Set problem:
Scan the records and identify every line in which the string "يموت" occurs, then return those lines.

********

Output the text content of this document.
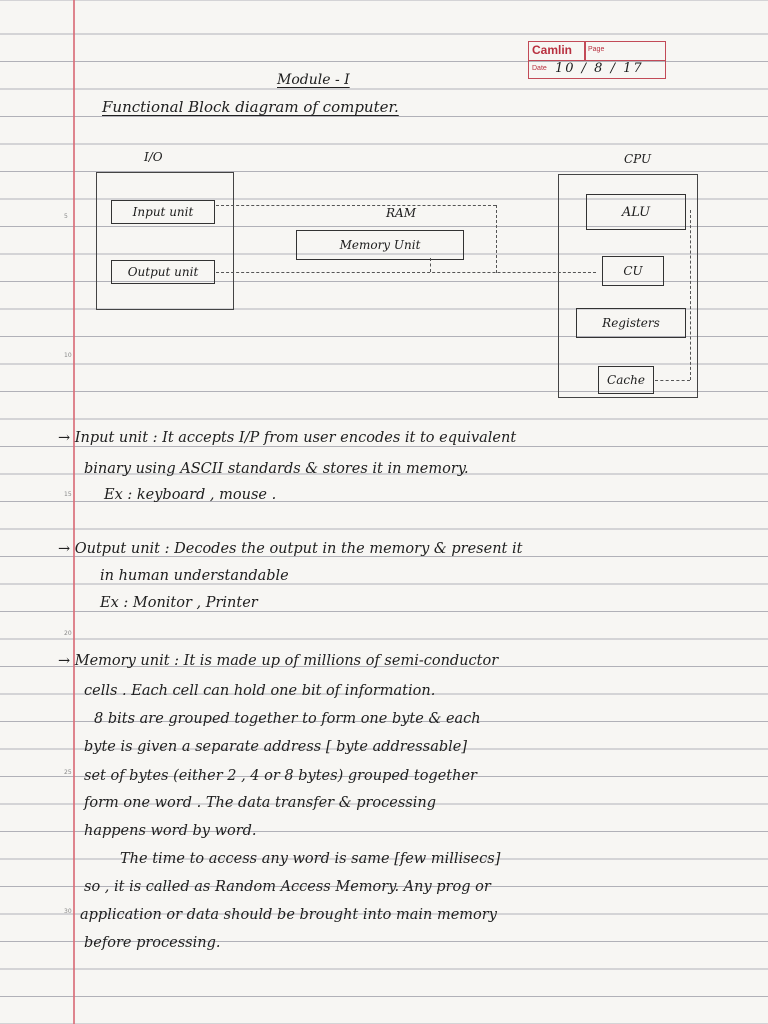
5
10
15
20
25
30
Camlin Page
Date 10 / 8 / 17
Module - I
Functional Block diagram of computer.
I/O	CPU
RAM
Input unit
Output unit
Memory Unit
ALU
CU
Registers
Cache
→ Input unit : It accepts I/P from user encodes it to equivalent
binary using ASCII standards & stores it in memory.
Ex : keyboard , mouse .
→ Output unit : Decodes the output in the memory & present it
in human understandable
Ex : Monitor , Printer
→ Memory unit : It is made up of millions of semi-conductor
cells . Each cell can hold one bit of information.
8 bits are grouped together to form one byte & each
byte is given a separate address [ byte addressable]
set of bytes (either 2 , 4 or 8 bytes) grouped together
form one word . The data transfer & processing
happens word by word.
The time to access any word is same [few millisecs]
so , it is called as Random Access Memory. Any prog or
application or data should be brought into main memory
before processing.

********

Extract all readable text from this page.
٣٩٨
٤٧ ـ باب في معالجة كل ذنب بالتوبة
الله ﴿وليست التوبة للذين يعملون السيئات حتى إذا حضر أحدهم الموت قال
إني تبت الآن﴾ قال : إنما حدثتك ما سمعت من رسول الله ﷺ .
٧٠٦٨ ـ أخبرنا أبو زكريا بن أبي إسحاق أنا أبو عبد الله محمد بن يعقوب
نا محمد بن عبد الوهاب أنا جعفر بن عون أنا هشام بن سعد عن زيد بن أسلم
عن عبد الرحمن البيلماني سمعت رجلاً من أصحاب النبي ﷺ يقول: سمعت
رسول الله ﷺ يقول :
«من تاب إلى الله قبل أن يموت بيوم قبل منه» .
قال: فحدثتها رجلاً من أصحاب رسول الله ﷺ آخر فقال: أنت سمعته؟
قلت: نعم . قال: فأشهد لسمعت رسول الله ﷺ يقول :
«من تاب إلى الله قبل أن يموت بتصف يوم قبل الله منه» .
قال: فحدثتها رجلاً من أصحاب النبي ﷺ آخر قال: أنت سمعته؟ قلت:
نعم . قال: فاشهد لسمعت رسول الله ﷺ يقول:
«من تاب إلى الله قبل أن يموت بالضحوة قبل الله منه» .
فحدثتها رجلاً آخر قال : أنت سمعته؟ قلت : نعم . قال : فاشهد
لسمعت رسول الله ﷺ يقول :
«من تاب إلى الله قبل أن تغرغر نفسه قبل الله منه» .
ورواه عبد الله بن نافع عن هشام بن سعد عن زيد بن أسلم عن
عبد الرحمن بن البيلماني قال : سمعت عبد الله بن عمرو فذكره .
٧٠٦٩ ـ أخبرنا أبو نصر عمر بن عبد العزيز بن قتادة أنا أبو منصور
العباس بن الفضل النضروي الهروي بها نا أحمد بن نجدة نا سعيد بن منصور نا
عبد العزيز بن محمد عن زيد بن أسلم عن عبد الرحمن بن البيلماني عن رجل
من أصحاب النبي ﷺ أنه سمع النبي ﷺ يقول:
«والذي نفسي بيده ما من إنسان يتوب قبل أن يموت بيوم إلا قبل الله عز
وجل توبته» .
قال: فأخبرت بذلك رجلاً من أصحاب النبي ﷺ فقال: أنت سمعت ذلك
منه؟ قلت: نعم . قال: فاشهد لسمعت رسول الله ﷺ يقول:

********

Output:
«من تاب إلى الله قبل أن يموت بيوم قبل منه» .
«من تاب إلى الله قبل أن يموت بتصف يوم قبل الله منه» .
«من تاب إلى الله قبل أن يموت بالضحوة قبل الله منه» .
«والذي نفسي بيده ما من إنسان يتوب قبل أن يموت بيوم إلا قبل الله عز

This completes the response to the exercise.